### PROBLEM TO WORK ON
Omit the pictures, then write out every entry exactly as it reads.

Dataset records
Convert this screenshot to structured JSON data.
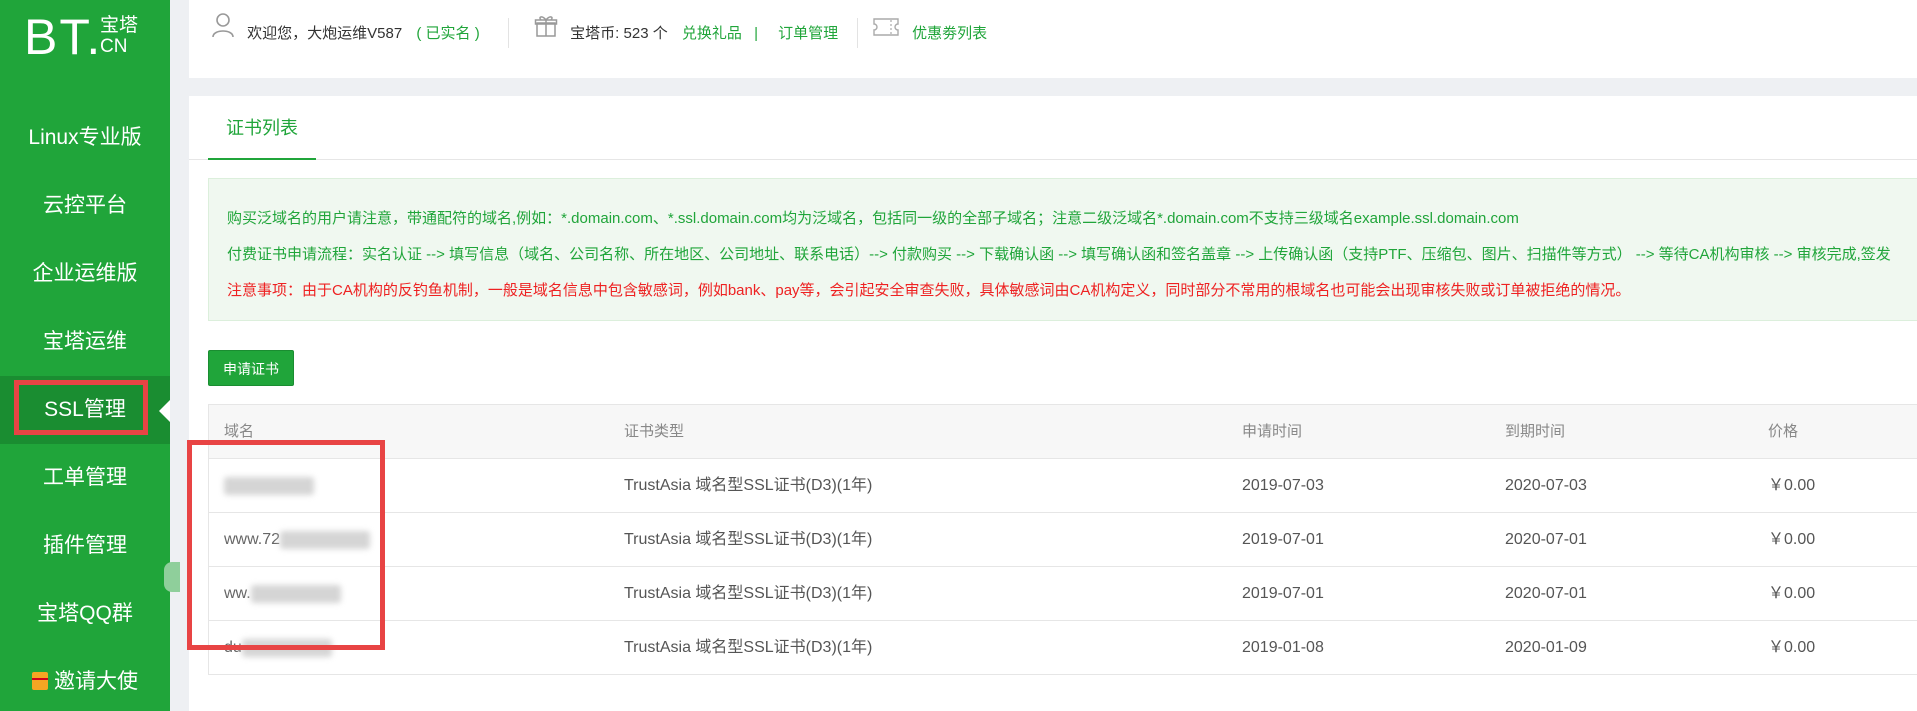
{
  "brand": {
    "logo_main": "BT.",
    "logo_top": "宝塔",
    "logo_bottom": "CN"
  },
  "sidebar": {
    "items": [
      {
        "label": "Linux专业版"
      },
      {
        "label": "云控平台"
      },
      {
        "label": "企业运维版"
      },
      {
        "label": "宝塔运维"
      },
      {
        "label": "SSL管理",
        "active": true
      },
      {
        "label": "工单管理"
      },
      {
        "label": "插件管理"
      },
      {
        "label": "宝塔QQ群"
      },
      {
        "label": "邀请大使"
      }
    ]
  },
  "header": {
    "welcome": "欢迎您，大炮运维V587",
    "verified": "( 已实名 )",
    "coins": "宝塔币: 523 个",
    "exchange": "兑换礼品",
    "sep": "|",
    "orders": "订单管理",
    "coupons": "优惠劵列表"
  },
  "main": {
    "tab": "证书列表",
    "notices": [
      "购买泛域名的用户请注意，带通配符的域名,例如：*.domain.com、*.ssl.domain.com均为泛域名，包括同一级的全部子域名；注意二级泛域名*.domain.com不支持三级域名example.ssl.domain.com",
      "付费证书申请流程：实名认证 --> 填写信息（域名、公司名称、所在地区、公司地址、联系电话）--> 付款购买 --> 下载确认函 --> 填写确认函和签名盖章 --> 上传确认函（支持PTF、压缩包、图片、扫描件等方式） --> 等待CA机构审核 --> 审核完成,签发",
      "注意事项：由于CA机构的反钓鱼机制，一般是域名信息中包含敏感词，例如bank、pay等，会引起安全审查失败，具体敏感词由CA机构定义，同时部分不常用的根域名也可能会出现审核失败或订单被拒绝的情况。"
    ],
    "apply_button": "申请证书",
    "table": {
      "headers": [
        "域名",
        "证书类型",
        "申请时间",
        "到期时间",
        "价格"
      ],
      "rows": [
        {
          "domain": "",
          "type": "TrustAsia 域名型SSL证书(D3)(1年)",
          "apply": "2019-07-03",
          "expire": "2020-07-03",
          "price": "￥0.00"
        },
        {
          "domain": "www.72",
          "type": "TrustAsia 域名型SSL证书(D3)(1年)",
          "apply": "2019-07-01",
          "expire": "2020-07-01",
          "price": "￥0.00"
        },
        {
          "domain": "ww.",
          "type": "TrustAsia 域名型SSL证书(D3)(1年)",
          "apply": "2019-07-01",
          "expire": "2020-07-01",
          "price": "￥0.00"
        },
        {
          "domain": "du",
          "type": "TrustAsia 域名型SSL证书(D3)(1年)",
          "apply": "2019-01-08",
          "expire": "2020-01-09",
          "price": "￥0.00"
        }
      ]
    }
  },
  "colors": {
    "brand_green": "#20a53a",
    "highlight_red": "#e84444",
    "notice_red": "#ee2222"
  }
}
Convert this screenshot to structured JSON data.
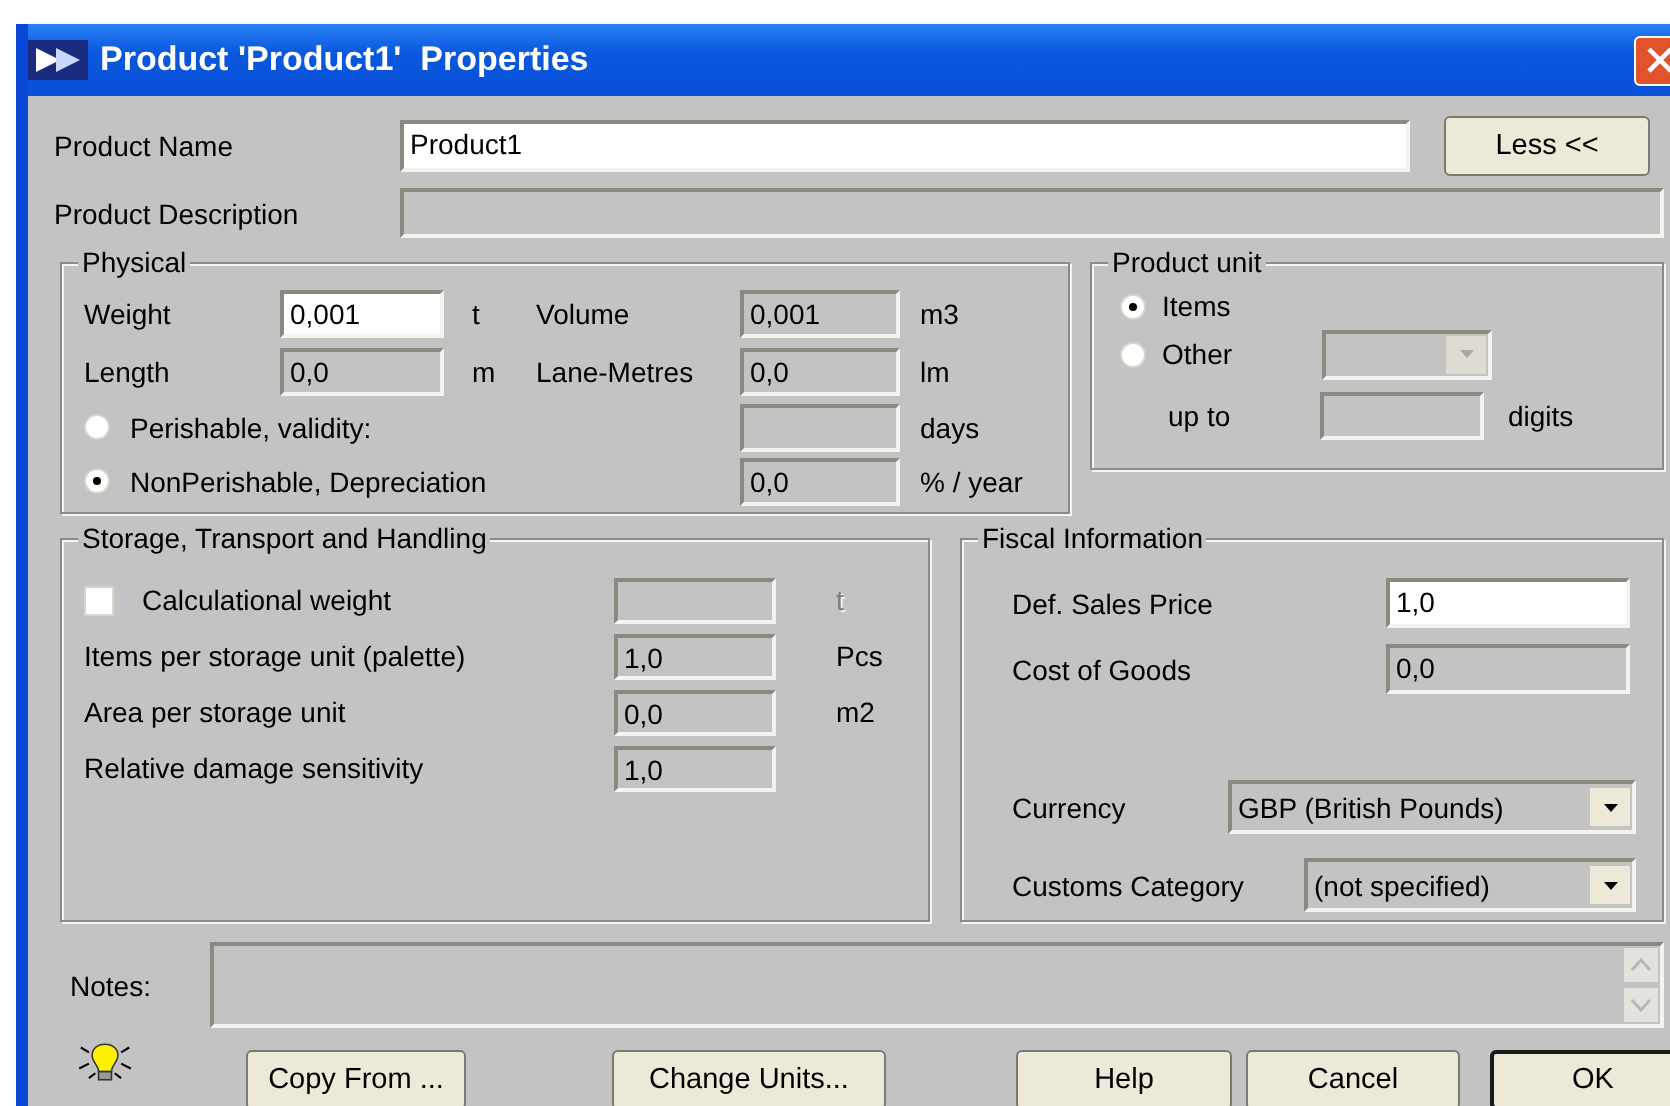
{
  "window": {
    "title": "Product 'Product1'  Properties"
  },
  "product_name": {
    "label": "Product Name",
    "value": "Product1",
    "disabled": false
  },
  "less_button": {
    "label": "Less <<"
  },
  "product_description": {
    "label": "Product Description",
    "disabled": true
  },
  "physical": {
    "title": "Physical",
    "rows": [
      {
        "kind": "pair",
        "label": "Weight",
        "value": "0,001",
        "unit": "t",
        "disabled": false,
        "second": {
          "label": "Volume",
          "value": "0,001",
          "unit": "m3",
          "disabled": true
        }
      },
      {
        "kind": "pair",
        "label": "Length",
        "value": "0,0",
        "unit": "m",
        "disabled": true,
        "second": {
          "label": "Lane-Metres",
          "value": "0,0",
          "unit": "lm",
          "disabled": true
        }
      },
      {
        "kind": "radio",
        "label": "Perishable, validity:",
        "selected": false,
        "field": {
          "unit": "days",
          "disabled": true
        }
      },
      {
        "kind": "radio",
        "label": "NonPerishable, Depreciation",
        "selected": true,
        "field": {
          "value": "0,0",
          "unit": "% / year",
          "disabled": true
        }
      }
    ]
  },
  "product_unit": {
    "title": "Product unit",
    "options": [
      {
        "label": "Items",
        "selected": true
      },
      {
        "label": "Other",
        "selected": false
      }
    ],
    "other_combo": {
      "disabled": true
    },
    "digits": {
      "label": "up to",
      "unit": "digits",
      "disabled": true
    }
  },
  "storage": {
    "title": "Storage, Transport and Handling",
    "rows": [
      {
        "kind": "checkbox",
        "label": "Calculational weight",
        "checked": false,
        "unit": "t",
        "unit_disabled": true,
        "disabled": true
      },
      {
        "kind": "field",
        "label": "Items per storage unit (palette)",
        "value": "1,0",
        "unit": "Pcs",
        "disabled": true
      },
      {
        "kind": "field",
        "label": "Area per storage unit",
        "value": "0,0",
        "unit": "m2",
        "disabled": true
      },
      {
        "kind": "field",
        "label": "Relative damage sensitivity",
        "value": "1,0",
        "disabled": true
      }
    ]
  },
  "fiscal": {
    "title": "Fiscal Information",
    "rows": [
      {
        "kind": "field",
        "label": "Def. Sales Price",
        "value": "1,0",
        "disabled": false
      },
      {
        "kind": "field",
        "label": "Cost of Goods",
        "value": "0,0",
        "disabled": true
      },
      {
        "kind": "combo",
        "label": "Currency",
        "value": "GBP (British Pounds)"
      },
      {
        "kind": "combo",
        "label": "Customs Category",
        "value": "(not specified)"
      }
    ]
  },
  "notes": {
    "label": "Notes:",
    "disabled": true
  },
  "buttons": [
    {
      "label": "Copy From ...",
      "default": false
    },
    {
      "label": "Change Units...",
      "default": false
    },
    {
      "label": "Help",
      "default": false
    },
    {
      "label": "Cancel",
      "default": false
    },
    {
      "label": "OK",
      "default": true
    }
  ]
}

### PROBLEM SOLUTION
Convert this screenshot to structured JSON data.
{
  "brand": {
    "logo_main": "BT.",
    "logo_top": "宝塔",
    "logo_bottom": "CN"
  },
  "sidebar": {
    "items": [
      {
        "label": "Linux专业版"
      },
      {
        "label": "云控平台"
      },
      {
        "label": "企业运维版"
      },
      {
        "label": "宝塔运维"
      },
      {
        "label": "SSL管理",
        "active": true
      },
      {
        "label": "工单管理"
      },
      {
        "label": "插件管理"
      },
      {
        "label": "宝塔QQ群"
      },
      {
        "label": "邀请大使"
      }
    ]
  },
  "header": {
    "welcome": "欢迎您，大炮运维V587",
    "verified": "( 已实名 )",
    "coins": "宝塔币: 523 个",
    "exchange": "兑换礼品",
    "sep": "|",
    "orders": "订单管理",
    "coupons": "优惠劵列表"
  },
  "main": {
    "tab": "证书列表",
    "notices": [
      "购买泛域名的用户请注意，带通配符的域名,例如：*.domain.com、*.ssl.domain.com均为泛域名，包括同一级的全部子域名；注意二级泛域名*.domain.com不支持三级域名example.ssl.domain.com",
      "付费证书申请流程：实名认证 --> 填写信息（域名、公司名称、所在地区、公司地址、联系电话）--> 付款购买 --> 下载确认函 --> 填写确认函和签名盖章 --> 上传确认函（支持PTF、压缩包、图片、扫描件等方式） --> 等待CA机构审核 --> 审核完成,签发",
      "注意事项：由于CA机构的反钓鱼机制，一般是域名信息中包含敏感词，例如bank、pay等，会引起安全审查失败，具体敏感词由CA机构定义，同时部分不常用的根域名也可能会出现审核失败或订单被拒绝的情况。"
    ],
    "apply_button": "申请证书",
    "table": {
      "headers": [
        "域名",
        "证书类型",
        "申请时间",
        "到期时间",
        "价格"
      ],
      "rows": [
        {
          "domain": "",
          "type": "TrustAsia 域名型SSL证书(D3)(1年)",
          "apply": "2019-07-03",
          "expire": "2020-07-03",
          "price": "￥0.00"
        },
        {
          "domain": "www.72",
          "type": "TrustAsia 域名型SSL证书(D3)(1年)",
          "apply": "2019-07-01",
          "expire": "2020-07-01",
          "price": "￥0.00"
        },
        {
          "domain": "ww.",
          "type": "TrustAsia 域名型SSL证书(D3)(1年)",
          "apply": "2019-07-01",
          "expire": "2020-07-01",
          "price": "￥0.00"
        },
        {
          "domain": "du",
          "type": "TrustAsia 域名型SSL证书(D3)(1年)",
          "apply": "2019-01-08",
          "expire": "2020-01-09",
          "price": "￥0.00"
        }
      ]
    }
  },
  "colors": {
    "brand_green": "#20a53a",
    "highlight_red": "#e84444",
    "notice_red": "#ee2222"
  }
}
Convert this screenshot to structured JSON data.
{
  "window": {
    "title": "Product 'Product1'  Properties"
  },
  "product_name": {
    "label": "Product Name",
    "value": "Product1",
    "disabled": false
  },
  "less_button": {
    "label": "Less <<"
  },
  "product_description": {
    "label": "Product Description",
    "disabled": true
  },
  "physical": {
    "title": "Physical",
    "rows": [
      {
        "kind": "pair",
        "label": "Weight",
        "value": "0,001",
        "unit": "t",
        "disabled": false,
        "second": {
          "label": "Volume",
          "value": "0,001",
          "unit": "m3",
          "disabled": true
        }
      },
      {
        "kind": "pair",
        "label": "Length",
        "value": "0,0",
        "unit": "m",
        "disabled": true,
        "second": {
          "label": "Lane-Metres",
          "value": "0,0",
          "unit": "lm",
          "disabled": true
        }
      },
      {
        "kind": "radio",
        "label": "Perishable, validity:",
        "selected": false,
        "field": {
          "unit": "days",
          "disabled": true
        }
      },
      {
        "kind": "radio",
        "label": "NonPerishable, Depreciation",
        "selected": true,
        "field": {
          "value": "0,0",
          "unit": "% / year",
          "disabled": true
        }
      }
    ]
  },
  "product_unit": {
    "title": "Product unit",
    "options": [
      {
        "label": "Items",
        "selected": true
      },
      {
        "label": "Other",
        "selected": false
      }
    ],
    "other_combo": {
      "disabled": true
    },
    "digits": {
      "label": "up to",
      "unit": "digits",
      "disabled": true
    }
  },
  "storage": {
    "title": "Storage, Transport and Handling",
    "rows": [
      {
        "kind": "checkbox",
        "label": "Calculational weight",
        "checked": false,
        "unit": "t",
        "unit_disabled": true,
        "disabled": true
      },
      {
        "kind": "field",
        "label": "Items per storage unit (palette)",
        "value": "1,0",
        "unit": "Pcs",
        "disabled": true
      },
      {
        "kind": "field",
        "label": "Area per storage unit",
        "value": "0,0",
        "unit": "m2",
        "disabled": true
      },
      {
        "kind": "field",
        "label": "Relative damage sensitivity",
        "value": "1,0",
        "disabled": true
      }
    ]
  },
  "fiscal": {
    "title": "Fiscal Information",
    "rows": [
      {
        "kind": "field",
        "label": "Def. Sales Price",
        "value": "1,0",
        "disabled": false
      },
      {
        "kind": "field",
        "label": "Cost of Goods",
        "value": "0,0",
        "disabled": true
      },
      {
        "kind": "combo",
        "label": "Currency",
        "value": "GBP (British Pounds)"
      },
      {
        "kind": "combo",
        "label": "Customs Category",
        "value": "(not specified)"
      }
    ]
  },
  "notes": {
    "label": "Notes:",
    "disabled": true
  },
  "buttons": [
    {
      "label": "Copy From ...",
      "default": false
    },
    {
      "label": "Change Units...",
      "default": false
    },
    {
      "label": "Help",
      "default": false
    },
    {
      "label": "Cancel",
      "default": false
    },
    {
      "label": "OK",
      "default": true
    }
  ]
}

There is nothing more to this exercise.